Below are the records; pull every line that includes "entry".

Figure record extracts:
------

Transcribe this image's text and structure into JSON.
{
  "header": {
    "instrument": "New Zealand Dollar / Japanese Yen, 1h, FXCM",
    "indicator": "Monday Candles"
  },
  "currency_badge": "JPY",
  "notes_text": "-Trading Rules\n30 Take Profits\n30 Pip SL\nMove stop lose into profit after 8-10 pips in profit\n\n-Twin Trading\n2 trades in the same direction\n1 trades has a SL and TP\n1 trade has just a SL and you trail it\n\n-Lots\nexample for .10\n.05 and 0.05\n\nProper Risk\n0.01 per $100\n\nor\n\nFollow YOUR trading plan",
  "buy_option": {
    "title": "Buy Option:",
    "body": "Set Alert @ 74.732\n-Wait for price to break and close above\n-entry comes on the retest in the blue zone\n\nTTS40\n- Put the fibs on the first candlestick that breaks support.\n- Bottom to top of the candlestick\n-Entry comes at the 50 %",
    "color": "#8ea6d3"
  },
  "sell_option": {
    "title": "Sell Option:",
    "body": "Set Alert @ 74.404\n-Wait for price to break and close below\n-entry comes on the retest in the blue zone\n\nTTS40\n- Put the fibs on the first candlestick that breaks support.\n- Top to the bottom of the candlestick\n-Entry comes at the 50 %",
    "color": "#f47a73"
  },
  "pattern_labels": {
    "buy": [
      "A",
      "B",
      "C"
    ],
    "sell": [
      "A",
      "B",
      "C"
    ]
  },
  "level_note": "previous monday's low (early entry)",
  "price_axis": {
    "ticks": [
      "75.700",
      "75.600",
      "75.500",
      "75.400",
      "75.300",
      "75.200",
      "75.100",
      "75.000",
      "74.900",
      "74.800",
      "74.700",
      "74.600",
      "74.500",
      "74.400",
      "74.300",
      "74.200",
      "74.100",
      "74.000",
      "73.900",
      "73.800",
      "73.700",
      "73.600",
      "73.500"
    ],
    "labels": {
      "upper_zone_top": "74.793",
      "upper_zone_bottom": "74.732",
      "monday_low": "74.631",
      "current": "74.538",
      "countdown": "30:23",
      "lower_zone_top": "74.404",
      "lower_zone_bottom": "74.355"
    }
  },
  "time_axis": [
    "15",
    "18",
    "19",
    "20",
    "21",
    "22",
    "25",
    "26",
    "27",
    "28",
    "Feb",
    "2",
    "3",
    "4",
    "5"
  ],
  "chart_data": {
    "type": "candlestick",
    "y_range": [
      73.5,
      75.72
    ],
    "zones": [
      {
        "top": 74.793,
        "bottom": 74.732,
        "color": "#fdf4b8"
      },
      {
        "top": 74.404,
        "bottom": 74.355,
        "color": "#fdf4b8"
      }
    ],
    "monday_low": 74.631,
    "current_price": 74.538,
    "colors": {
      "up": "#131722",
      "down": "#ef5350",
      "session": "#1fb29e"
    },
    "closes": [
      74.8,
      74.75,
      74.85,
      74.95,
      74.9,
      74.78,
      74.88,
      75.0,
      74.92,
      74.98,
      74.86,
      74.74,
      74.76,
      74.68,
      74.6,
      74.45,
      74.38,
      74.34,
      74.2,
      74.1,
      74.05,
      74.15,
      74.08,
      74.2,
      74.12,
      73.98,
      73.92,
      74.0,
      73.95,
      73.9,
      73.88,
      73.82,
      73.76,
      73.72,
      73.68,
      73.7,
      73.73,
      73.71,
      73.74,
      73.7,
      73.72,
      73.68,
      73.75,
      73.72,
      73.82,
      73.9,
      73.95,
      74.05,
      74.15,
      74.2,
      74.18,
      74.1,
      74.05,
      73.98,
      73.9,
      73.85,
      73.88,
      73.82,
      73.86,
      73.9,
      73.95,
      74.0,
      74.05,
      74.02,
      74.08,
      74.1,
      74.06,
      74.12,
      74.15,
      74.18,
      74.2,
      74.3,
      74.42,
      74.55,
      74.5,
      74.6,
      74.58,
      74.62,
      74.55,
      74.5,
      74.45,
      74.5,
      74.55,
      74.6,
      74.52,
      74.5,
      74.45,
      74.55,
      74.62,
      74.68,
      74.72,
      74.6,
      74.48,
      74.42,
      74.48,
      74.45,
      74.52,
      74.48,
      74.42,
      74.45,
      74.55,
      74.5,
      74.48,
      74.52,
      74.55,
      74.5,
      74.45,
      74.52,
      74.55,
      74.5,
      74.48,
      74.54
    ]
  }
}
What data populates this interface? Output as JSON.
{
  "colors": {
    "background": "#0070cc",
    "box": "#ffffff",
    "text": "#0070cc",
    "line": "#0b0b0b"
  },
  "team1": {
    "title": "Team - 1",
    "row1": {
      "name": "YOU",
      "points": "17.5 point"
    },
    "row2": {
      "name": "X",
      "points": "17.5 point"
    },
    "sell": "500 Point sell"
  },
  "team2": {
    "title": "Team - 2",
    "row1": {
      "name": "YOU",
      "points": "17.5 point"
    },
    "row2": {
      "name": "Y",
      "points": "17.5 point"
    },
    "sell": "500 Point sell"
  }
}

------

SOLVED EXERCISE:
    "body": "Set Alert @ 74.732\n-Wait for price to break and close above\n-entry comes on the retest in the blue zone\n\nTTS40\n- Put the fibs on the first candlestick that breaks support.\n- Bottom to top of the candlestick\n-Entry comes at the 50 %",
    "body": "Set Alert @ 74.404\n-Wait for price to break and close below\n-entry comes on the retest in the blue zone\n\nTTS40\n- Put the fibs on the first candlestick that breaks support.\n- Top to the bottom of the candlestick\n-Entry comes at the 50 %",
  "level_note": "previous monday's low (early entry)",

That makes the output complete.